Task instructions:
Pick out each line in these entries that contains the string "from".

Records:

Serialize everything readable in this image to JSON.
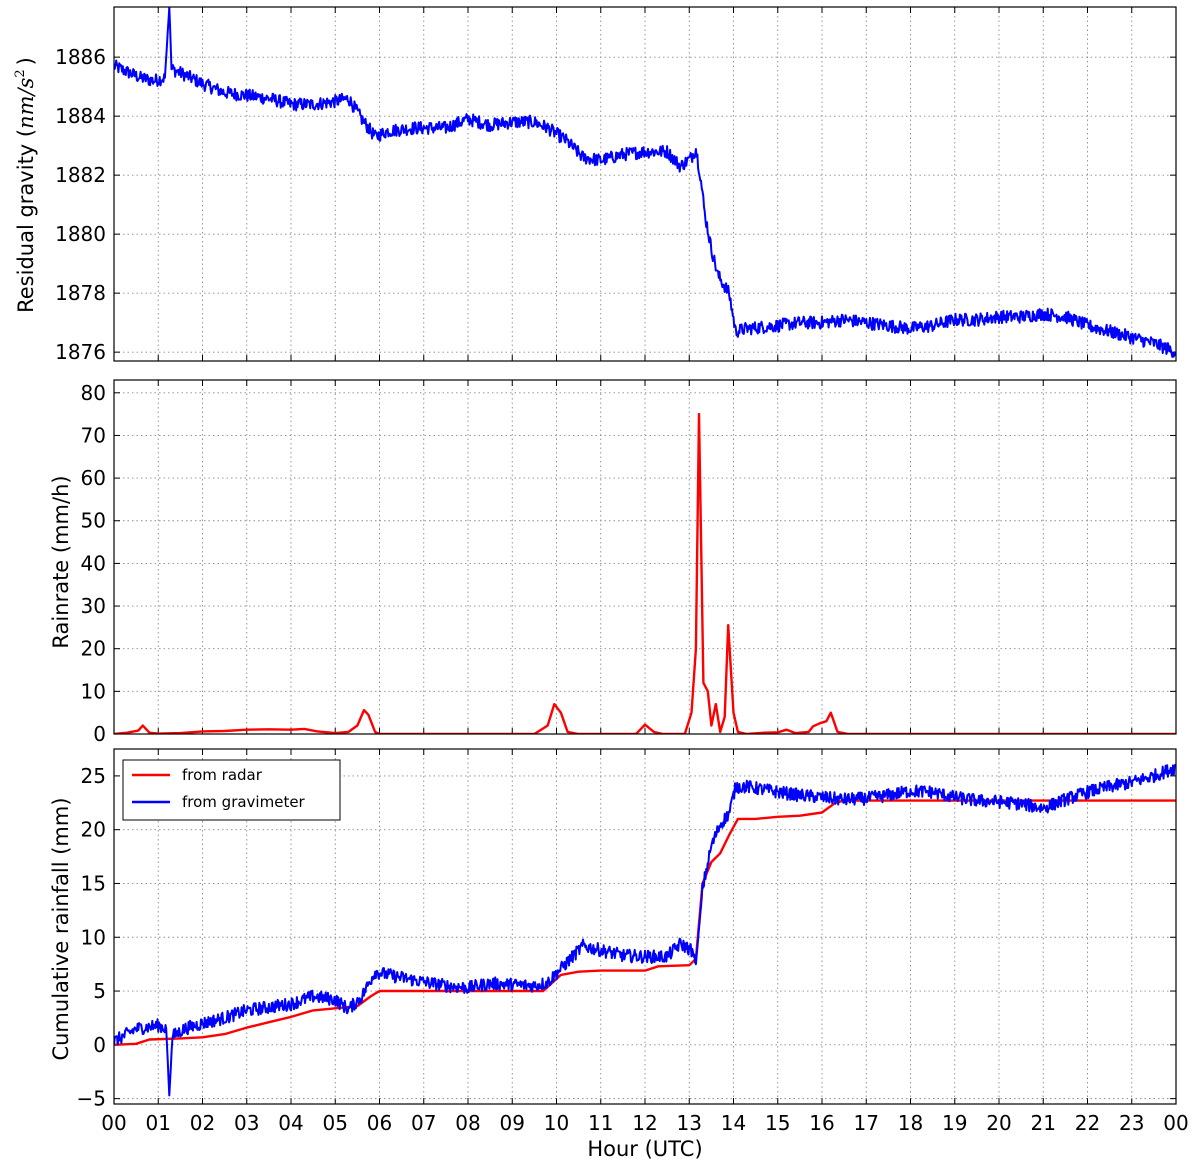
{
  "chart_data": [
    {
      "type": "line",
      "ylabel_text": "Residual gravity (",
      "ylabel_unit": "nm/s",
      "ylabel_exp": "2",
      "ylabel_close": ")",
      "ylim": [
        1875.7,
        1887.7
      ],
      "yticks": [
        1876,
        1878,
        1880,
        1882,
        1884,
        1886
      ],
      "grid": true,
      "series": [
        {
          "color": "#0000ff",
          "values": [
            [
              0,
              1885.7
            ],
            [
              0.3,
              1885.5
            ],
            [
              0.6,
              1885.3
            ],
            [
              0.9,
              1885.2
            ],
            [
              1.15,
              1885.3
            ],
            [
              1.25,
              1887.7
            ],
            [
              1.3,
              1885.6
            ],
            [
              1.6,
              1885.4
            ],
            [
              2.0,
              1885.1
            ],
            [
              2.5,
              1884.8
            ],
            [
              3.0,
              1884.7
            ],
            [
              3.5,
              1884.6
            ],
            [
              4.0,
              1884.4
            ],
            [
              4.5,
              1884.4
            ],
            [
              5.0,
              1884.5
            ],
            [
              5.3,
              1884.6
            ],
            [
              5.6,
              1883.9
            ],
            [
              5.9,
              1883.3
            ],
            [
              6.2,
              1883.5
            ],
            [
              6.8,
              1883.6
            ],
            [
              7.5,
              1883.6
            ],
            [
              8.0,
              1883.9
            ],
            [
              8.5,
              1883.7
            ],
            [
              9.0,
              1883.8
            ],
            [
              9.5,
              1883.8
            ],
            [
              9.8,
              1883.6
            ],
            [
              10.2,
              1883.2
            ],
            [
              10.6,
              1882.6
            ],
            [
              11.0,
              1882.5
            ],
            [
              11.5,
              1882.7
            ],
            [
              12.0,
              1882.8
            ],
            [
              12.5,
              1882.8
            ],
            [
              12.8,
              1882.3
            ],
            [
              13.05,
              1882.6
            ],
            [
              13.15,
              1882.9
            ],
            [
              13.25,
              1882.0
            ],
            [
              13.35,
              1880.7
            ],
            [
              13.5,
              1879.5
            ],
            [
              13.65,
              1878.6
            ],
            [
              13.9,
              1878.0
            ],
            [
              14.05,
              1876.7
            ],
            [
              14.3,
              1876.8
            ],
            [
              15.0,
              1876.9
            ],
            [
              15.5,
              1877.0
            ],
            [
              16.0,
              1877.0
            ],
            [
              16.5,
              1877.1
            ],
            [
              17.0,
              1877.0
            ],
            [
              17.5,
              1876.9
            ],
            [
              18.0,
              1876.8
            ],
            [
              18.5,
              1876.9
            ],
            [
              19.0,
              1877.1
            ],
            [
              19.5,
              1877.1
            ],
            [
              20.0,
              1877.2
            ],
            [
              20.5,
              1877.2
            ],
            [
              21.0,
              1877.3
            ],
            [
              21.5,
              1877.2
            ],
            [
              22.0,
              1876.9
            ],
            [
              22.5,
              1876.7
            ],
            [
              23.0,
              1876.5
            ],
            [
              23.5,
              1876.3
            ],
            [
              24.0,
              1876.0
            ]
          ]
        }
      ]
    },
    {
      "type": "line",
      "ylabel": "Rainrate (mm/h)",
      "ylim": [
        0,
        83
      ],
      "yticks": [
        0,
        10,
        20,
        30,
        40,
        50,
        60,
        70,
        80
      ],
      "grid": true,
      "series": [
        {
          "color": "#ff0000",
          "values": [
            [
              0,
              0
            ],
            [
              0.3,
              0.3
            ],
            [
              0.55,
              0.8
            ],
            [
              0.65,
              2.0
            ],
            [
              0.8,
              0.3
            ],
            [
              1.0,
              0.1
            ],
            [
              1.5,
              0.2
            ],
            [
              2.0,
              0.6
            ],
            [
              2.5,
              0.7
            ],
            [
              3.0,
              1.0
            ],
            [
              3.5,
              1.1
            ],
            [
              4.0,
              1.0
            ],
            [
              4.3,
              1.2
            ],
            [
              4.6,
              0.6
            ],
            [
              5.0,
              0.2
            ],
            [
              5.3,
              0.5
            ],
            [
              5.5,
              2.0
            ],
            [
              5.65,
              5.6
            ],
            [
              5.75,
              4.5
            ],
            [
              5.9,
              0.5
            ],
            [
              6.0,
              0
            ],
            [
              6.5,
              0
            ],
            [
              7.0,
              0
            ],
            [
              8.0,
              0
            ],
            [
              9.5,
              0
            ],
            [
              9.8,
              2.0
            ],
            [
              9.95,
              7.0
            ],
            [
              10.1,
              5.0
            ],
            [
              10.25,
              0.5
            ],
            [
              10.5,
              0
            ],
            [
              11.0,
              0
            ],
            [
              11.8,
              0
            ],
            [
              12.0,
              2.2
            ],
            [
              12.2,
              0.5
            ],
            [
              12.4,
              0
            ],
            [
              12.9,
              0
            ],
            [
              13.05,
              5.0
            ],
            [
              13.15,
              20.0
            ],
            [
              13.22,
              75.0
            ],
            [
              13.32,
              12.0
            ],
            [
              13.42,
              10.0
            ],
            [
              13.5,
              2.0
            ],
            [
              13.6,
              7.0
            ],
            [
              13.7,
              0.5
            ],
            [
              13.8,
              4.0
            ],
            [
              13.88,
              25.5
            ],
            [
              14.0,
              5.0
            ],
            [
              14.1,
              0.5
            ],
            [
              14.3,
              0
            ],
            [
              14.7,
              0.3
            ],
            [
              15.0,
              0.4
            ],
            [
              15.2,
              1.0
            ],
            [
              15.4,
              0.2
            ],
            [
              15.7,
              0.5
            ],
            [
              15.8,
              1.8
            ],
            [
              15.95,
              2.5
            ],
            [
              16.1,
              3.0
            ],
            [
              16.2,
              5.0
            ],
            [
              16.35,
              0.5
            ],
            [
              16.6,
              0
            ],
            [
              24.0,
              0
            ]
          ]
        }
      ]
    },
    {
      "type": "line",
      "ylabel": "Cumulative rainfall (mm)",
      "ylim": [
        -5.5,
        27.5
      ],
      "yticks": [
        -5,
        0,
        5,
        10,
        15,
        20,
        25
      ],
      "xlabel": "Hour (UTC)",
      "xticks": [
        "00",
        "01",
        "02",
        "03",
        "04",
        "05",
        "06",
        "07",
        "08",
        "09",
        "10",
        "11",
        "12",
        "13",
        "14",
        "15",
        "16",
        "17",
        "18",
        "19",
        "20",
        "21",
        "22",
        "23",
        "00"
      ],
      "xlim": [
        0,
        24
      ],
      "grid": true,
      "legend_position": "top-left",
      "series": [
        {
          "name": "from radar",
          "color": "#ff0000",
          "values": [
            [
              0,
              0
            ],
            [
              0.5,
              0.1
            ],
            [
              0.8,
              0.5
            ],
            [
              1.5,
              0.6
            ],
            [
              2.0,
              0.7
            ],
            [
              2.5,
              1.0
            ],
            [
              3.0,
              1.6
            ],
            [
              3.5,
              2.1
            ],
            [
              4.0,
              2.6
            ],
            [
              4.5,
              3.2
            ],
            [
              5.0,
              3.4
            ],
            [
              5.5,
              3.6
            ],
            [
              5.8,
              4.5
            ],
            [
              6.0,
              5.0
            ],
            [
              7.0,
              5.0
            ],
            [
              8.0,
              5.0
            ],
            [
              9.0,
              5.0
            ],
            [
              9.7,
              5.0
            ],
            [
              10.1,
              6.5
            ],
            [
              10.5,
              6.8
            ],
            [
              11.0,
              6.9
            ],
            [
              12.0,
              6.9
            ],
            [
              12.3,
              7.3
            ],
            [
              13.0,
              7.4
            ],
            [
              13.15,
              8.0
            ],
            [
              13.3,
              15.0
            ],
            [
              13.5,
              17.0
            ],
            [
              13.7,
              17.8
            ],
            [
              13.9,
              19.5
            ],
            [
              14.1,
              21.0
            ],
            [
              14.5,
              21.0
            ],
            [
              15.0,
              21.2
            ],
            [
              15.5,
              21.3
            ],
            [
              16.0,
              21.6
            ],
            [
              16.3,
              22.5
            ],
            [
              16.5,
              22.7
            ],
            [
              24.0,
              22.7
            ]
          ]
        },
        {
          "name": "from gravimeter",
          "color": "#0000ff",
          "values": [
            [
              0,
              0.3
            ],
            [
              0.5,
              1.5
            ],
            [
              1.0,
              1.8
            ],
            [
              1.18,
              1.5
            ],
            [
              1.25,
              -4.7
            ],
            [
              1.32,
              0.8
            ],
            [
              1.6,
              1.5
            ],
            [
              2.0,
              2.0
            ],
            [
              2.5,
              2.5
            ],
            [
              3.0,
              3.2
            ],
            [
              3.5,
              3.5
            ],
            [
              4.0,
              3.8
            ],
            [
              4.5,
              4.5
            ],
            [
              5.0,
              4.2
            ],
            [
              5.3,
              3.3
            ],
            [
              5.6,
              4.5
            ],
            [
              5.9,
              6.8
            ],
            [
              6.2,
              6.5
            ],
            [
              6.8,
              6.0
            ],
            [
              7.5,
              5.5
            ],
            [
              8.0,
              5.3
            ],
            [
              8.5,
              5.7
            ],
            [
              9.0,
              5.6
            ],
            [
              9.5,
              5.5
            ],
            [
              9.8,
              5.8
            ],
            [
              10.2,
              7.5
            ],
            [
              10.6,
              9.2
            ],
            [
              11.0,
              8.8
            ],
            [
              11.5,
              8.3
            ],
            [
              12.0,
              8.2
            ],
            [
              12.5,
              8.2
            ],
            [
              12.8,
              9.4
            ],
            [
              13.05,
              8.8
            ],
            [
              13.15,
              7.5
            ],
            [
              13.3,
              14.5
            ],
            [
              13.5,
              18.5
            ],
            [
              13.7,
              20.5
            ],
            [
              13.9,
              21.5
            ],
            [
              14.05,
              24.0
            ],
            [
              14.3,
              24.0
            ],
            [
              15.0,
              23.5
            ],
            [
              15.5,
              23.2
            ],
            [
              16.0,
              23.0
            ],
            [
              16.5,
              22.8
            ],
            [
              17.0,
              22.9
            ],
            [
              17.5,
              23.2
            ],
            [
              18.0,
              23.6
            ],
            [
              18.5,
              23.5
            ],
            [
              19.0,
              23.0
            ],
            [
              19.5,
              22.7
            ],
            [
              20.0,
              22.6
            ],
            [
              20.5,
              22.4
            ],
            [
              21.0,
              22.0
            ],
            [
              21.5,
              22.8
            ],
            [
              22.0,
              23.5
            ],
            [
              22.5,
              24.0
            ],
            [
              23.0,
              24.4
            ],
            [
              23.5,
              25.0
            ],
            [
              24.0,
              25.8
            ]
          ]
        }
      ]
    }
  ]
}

Exercise response:
          "name": "from radar",
          "name": "from gravimeter",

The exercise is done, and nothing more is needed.